■ TASK OBJECTIVE ■
The response must match the data below exactly, line for line.

[Records drawn from a dataset]
--- START ---

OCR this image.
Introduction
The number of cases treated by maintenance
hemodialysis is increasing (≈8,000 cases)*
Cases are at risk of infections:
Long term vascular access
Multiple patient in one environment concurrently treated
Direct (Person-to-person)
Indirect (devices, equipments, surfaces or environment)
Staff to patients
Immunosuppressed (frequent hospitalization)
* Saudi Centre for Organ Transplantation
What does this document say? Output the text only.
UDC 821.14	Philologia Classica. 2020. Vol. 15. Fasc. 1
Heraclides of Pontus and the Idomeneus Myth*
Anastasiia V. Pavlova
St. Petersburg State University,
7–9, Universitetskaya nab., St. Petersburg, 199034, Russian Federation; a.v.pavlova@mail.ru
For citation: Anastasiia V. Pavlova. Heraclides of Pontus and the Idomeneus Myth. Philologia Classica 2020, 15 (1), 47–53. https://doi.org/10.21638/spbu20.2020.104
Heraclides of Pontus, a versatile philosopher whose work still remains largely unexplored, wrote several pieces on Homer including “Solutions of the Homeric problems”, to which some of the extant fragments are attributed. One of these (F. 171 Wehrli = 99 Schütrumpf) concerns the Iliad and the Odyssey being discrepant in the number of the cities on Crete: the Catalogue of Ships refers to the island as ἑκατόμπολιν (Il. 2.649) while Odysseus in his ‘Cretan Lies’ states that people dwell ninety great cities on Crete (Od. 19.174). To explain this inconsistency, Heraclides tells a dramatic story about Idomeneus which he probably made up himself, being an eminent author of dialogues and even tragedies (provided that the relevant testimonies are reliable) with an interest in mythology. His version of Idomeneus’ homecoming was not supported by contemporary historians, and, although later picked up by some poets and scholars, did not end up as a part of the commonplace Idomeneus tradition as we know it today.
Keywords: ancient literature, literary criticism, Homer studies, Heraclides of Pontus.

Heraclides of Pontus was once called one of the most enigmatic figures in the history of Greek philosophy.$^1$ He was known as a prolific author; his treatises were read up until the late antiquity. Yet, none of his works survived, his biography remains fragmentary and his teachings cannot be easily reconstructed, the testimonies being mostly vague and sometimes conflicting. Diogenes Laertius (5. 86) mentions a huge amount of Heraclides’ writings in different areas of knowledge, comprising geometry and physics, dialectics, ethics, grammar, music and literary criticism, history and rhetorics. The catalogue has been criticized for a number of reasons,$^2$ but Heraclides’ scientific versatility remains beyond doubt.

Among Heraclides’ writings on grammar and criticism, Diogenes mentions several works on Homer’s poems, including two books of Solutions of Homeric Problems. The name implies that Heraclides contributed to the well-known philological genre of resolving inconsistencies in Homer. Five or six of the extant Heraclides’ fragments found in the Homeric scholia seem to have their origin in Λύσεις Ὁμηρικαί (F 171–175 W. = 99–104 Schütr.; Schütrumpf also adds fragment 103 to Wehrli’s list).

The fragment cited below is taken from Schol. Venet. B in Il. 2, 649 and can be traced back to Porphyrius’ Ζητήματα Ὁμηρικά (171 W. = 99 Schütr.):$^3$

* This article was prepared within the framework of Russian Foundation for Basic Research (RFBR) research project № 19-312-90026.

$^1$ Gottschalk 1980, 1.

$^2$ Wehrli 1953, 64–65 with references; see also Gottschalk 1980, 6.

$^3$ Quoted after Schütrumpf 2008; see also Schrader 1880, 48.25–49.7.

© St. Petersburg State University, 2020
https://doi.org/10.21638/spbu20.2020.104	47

--- END ---

■ EXERCISE RESPONSE ■
OCR this image.
Introduction
The number of cases treated by maintenance
hemodialysis is increasing (≈8,000 cases)*
Cases are at risk of infections:
Long term vascular access
Multiple patient in one environment concurrently treated
Direct (Person-to-person)
Indirect (devices, equipments, surfaces or environment)
Staff to patients
Immunosuppressed (frequent hospitalization)
* Saudi Centre for Organ Transplantation
What does this document say? Output the text only.
UDC 821.14	Philologia Classica. 2020. Vol. 15. Fasc. 1
Heraclides of Pontus and the Idomeneus Myth*
Anastasiia V. Pavlova
St. Petersburg State University,
7–9, Universitetskaya nab., St. Petersburg, 199034, Russian Federation; a.v.pavlova@mail.ru
For citation: Anastasiia V. Pavlova. Heraclides of Pontus and the Idomeneus Myth. Philologia Classica 2020, 15 (1), 47–53. https://doi.org/10.21638/spbu20.2020.104
Heraclides of Pontus, a versatile philosopher whose work still remains largely unexplored, wrote several pieces on Homer including “Solutions of the Homeric problems”, to which some of the extant fragments are attributed. One of these (F. 171 Wehrli = 99 Schütrumpf) concerns the Iliad and the Odyssey being discrepant in the number of the cities on Crete: the Catalogue of Ships refers to the island as ἑκατόμπολιν (Il. 2.649) while Odysseus in his ‘Cretan Lies’ states that people dwell ninety great cities on Crete (Od. 19.174). To explain this inconsistency, Heraclides tells a dramatic story about Idomeneus which he probably made up himself, being an eminent author of dialogues and even tragedies (provided that the relevant testimonies are reliable) with an interest in mythology. His version of Idomeneus’ homecoming was not supported by contemporary historians, and, although later picked up by some poets and scholars, did not end up as a part of the commonplace Idomeneus tradition as we know it today.
Keywords: ancient literature, literary criticism, Homer studies, Heraclides of Pontus.

Heraclides of Pontus was once called one of the most enigmatic figures in the history of Greek philosophy.$^1$ He was known as a prolific author; his treatises were read up until the late antiquity. Yet, none of his works survived, his biography remains fragmentary and his teachings cannot be easily reconstructed, the testimonies being mostly vague and sometimes conflicting. Diogenes Laertius (5. 86) mentions a huge amount of Heraclides’ writings in different areas of knowledge, comprising geometry and physics, dialectics, ethics, grammar, music and literary criticism, history and rhetorics. The catalogue has been criticized for a number of reasons,$^2$ but Heraclides’ scientific versatility remains beyond doubt.

Among Heraclides’ writings on grammar and criticism, Diogenes mentions several works on Homer’s poems, including two books of Solutions of Homeric Problems. The name implies that Heraclides contributed to the well-known philological genre of resolving inconsistencies in Homer. Five or six of the extant Heraclides’ fragments found in the Homeric scholia seem to have their origin in Λύσεις Ὁμηρικαί (F 171–175 W. = 99–104 Schütr.; Schütrumpf also adds fragment 103 to Wehrli’s list).

The fragment cited below is taken from Schol. Venet. B in Il. 2, 649 and can be traced back to Porphyrius’ Ζητήματα Ὁμηρικά (171 W. = 99 Schütr.):$^3$

* This article was prepared within the framework of Russian Foundation for Basic Research (RFBR) research project № 19-312-90026.

$^1$ Gottschalk 1980, 1.

$^2$ Wehrli 1953, 64–65 with references; see also Gottschalk 1980, 6.

$^3$ Quoted after Schütrumpf 2008; see also Schrader 1880, 48.25–49.7.

© St. Petersburg State University, 2020
https://doi.org/10.21638/spbu20.2020.104	47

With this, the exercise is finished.